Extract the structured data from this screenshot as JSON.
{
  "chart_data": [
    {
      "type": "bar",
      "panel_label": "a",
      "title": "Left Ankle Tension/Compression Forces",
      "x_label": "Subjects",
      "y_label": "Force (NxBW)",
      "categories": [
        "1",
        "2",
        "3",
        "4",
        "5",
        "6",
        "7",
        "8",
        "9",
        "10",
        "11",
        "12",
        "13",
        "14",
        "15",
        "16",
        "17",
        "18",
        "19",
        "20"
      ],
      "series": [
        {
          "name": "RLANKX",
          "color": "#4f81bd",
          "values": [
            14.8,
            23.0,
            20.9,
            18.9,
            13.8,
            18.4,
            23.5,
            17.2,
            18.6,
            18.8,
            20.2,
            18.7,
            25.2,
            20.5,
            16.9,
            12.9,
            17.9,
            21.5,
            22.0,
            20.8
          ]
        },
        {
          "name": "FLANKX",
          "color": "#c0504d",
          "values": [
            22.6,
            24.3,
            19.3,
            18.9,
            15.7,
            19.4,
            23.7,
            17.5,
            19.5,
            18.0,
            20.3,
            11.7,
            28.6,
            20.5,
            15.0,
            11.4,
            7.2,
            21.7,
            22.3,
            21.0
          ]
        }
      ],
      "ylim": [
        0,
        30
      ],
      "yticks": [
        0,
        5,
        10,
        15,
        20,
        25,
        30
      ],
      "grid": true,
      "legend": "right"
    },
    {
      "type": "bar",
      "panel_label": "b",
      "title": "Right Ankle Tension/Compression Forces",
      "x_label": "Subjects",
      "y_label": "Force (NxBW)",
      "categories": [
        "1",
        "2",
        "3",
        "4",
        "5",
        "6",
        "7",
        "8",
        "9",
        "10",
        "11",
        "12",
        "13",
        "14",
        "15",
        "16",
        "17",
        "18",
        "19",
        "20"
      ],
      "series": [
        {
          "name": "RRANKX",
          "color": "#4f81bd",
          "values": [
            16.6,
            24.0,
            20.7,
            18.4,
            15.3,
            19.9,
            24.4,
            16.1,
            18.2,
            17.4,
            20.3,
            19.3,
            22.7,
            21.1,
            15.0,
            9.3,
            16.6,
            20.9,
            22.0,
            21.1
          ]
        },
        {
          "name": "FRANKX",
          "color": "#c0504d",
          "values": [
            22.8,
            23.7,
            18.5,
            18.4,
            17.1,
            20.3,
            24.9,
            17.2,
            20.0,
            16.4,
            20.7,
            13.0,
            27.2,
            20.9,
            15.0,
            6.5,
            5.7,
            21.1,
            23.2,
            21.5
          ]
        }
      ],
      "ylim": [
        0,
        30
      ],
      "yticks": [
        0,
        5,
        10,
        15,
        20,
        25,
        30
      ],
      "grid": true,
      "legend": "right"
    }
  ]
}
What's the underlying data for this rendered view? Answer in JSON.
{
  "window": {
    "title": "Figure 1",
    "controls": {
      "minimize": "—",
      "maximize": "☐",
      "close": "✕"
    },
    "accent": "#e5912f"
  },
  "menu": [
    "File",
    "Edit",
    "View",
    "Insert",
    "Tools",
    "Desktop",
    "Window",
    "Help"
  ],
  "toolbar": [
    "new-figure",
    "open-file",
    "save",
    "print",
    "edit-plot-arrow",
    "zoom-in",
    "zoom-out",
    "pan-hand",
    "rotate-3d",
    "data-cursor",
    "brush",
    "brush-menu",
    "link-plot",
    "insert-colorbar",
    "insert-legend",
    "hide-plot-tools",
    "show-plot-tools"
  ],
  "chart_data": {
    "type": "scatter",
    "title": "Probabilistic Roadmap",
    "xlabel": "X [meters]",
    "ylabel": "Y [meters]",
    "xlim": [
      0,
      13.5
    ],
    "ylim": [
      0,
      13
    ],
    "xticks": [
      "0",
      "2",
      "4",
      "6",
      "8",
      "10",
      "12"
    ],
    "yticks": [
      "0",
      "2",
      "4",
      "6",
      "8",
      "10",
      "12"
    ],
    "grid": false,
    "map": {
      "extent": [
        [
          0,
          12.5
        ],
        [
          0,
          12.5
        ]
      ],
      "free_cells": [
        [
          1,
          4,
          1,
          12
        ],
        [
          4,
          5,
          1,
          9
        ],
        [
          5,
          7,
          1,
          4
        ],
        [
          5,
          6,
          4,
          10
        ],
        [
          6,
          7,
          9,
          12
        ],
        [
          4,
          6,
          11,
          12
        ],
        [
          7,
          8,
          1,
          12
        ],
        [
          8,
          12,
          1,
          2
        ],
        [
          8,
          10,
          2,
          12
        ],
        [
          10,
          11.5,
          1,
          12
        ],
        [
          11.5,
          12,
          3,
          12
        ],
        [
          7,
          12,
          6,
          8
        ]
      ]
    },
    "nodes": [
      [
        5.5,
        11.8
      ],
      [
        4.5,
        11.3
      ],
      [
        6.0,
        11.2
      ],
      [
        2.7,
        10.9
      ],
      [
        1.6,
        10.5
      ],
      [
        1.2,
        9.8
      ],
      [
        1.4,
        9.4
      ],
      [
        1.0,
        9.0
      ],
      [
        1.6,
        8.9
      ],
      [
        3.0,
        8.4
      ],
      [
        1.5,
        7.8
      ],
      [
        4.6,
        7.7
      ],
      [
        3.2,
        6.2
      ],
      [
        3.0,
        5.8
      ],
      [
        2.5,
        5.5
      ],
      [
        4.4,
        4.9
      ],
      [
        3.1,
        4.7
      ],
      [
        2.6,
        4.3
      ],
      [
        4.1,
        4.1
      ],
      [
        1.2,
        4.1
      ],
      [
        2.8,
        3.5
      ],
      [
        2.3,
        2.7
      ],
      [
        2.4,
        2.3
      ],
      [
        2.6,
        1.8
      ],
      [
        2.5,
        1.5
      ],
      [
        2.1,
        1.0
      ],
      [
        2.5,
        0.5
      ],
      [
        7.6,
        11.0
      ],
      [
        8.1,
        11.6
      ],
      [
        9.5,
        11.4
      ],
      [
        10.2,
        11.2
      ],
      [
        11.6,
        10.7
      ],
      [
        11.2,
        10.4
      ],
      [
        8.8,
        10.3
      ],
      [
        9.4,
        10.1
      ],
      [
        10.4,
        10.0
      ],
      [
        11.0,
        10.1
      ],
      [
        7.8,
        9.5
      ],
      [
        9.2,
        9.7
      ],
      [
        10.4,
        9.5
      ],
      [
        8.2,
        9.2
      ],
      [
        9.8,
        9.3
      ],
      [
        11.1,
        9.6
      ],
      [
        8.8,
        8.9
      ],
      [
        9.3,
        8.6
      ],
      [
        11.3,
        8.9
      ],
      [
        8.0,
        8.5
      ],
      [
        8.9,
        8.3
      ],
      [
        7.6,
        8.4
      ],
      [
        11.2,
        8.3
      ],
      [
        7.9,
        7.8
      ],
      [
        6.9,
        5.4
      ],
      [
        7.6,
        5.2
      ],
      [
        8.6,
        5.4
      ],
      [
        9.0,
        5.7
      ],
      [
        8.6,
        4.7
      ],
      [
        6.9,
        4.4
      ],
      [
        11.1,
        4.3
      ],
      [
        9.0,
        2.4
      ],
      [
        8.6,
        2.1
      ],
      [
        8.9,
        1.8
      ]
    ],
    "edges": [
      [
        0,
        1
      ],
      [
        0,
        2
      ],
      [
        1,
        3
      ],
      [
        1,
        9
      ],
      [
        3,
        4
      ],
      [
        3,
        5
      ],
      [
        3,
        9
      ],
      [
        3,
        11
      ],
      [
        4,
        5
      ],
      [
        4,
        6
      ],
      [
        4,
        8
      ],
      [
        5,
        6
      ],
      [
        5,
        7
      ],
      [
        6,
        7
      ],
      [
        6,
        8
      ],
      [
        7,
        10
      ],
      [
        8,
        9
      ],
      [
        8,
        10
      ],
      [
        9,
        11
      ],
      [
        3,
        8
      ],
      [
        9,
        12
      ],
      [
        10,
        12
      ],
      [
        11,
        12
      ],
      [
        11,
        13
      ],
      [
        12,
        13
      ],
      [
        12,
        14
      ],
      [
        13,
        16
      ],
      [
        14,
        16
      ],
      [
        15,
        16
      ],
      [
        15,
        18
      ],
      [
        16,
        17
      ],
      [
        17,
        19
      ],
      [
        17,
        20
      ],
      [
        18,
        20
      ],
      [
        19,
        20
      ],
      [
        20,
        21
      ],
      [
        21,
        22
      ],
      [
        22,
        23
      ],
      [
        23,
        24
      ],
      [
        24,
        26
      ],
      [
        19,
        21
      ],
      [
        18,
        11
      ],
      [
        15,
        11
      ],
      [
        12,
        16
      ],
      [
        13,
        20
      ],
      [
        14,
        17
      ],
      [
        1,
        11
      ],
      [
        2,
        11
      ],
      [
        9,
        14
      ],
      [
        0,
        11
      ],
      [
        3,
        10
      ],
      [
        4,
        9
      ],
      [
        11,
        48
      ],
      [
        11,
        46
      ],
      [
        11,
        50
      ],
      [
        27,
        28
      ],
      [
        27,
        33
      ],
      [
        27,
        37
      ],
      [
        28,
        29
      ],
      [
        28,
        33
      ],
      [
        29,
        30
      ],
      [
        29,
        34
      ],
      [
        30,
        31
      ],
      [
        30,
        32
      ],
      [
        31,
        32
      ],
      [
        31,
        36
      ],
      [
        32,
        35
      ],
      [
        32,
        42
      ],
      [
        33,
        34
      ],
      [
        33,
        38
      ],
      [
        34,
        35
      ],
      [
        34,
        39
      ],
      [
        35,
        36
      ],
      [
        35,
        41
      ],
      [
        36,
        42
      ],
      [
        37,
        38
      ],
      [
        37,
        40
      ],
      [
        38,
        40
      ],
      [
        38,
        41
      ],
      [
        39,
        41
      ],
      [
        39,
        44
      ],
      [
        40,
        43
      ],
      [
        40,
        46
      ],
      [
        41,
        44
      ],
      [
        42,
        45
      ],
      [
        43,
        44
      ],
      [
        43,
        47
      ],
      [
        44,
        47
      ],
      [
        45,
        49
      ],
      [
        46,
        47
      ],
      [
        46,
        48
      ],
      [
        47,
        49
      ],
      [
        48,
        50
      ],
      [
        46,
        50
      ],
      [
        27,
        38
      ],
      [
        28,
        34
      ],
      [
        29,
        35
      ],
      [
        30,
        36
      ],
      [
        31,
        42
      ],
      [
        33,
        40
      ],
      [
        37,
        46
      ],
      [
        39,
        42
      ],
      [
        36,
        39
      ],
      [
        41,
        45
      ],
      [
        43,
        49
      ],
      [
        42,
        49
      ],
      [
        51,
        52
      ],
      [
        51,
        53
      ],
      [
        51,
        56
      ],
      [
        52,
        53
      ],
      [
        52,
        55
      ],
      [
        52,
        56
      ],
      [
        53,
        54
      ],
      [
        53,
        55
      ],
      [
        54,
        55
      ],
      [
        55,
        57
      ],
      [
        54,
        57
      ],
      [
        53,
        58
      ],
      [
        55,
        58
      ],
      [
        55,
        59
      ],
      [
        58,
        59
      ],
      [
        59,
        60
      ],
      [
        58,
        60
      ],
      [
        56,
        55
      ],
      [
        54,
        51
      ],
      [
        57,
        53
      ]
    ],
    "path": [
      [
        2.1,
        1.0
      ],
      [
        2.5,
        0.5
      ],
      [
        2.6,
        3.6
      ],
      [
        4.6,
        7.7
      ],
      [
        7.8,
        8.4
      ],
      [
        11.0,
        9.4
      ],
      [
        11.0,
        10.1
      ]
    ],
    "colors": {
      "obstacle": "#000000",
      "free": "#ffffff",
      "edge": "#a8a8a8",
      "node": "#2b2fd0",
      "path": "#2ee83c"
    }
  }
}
..............................
-- What to produce --
Gather from the entries above all lines that include the string "Forces".

-- Exercise answer --
      "title": "Left Ankle Tension/Compression Forces",
      "title": "Right Ankle Tension/Compression Forces",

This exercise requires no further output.